(Data items)
****************************************

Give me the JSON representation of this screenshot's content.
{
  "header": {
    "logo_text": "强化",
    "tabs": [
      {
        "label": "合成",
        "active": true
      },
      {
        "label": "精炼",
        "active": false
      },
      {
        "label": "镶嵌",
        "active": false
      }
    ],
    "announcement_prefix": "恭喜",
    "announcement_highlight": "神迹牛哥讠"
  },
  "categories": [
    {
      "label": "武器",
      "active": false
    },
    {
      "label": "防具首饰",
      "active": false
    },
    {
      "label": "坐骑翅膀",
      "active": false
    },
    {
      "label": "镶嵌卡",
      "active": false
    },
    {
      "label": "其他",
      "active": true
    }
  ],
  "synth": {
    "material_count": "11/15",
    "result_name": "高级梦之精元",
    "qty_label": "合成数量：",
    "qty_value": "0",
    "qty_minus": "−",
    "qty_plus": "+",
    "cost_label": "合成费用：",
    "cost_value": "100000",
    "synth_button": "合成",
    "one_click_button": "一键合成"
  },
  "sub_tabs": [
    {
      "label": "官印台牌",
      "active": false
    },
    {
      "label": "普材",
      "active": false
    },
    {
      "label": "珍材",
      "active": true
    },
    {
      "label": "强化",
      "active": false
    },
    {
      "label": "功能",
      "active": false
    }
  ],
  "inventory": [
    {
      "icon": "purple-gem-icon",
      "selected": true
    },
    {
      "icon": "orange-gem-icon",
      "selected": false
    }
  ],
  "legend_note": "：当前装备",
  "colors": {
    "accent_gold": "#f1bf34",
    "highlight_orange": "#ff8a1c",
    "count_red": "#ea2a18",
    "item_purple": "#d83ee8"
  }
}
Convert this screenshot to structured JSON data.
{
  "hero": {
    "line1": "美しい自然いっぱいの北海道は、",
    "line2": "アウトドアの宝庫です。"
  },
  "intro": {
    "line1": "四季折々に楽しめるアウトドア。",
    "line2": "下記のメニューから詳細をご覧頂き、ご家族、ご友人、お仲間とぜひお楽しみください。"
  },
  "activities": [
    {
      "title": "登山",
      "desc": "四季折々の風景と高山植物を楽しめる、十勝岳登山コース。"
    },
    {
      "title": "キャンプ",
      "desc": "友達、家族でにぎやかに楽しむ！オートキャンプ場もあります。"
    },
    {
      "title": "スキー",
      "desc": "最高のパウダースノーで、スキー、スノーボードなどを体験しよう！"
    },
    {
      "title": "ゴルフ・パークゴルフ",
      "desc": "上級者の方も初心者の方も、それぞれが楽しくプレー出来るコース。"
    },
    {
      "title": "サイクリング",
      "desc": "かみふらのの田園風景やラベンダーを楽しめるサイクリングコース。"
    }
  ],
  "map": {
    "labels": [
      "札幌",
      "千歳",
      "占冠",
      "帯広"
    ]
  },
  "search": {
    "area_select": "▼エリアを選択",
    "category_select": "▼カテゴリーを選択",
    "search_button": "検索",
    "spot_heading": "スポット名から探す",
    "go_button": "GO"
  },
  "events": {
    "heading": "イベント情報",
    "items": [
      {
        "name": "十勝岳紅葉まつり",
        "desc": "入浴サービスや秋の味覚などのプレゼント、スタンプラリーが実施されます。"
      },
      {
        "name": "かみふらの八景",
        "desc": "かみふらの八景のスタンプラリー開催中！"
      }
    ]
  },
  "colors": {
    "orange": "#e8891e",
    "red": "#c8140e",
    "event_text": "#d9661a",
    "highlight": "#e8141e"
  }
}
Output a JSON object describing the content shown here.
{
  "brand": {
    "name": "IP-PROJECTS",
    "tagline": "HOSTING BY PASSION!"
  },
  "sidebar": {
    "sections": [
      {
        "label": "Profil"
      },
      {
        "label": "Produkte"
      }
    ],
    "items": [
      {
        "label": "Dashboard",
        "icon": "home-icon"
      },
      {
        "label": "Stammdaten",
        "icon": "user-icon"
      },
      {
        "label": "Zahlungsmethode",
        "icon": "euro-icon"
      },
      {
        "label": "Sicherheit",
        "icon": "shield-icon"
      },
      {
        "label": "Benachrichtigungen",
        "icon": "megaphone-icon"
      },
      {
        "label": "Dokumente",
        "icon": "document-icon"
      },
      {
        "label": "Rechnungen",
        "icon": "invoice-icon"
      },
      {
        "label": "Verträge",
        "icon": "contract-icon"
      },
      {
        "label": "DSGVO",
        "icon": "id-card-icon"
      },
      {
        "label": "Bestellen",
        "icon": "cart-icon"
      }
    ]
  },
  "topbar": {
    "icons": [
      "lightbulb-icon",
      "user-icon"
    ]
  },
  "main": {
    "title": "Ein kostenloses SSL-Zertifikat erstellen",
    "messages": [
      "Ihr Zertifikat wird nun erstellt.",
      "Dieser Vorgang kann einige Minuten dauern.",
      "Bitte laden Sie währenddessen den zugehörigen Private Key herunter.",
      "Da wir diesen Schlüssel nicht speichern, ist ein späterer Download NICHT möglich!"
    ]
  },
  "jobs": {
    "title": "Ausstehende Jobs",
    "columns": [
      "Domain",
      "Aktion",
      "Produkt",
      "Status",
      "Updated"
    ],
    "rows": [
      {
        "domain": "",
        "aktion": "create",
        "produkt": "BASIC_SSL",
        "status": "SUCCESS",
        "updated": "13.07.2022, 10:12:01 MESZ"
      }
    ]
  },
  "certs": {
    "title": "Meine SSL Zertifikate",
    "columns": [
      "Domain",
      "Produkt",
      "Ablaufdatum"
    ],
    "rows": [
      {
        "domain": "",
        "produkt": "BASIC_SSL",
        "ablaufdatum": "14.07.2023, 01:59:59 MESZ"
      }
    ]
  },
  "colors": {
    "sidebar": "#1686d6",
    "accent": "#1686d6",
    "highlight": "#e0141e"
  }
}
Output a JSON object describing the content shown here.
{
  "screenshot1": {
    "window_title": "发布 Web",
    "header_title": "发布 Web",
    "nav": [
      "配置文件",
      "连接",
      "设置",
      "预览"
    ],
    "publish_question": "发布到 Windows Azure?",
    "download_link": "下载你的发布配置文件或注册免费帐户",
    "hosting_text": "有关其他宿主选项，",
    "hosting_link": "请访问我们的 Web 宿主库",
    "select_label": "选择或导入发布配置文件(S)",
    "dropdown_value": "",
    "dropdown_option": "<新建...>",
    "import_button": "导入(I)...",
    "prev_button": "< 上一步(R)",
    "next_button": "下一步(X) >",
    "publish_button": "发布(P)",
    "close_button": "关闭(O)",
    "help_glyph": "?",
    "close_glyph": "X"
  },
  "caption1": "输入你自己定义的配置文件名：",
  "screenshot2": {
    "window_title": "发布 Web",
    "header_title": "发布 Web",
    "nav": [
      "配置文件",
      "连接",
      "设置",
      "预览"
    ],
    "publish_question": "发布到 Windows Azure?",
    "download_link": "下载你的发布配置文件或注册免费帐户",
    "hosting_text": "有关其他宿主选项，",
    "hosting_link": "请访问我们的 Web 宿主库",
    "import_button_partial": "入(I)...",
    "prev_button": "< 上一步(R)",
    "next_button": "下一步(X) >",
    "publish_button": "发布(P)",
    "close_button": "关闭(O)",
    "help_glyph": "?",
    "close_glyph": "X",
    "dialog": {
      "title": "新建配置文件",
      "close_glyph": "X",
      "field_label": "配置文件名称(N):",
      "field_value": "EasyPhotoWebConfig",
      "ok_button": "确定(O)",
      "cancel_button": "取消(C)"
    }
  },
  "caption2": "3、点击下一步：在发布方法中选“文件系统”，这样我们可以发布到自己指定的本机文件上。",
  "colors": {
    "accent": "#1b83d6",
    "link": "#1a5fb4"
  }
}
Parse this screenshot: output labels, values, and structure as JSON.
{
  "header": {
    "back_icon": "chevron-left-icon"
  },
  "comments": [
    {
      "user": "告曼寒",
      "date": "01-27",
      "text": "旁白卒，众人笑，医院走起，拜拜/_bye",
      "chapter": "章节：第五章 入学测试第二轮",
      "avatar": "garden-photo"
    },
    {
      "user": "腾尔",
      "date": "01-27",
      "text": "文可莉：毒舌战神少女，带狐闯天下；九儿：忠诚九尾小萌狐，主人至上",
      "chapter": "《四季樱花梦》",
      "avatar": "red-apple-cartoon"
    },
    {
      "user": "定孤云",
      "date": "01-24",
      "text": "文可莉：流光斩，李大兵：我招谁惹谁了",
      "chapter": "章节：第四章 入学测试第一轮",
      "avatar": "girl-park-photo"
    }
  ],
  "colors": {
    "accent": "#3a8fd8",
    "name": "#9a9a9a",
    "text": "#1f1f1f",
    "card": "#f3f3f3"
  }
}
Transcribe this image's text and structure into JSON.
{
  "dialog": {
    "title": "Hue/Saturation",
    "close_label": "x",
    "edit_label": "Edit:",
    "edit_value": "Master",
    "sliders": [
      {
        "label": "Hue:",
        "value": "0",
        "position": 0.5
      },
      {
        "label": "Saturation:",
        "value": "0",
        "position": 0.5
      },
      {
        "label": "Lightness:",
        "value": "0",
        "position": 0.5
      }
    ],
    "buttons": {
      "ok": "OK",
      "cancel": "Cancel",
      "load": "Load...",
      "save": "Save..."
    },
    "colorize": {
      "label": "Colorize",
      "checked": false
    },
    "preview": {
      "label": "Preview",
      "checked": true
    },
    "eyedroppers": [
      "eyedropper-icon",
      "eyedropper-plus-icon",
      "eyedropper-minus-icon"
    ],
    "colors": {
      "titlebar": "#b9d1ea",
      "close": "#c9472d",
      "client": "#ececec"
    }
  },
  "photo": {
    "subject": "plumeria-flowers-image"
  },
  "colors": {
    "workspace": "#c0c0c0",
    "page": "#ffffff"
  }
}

****************************************

- SET PROBLEM -
Lines that include the word "image" are to be extracted from the data above.

- WRITTEN ANSWER -
Transcribe this image's text and structure into JSON.
    "subject": "plumeria-flowers-image"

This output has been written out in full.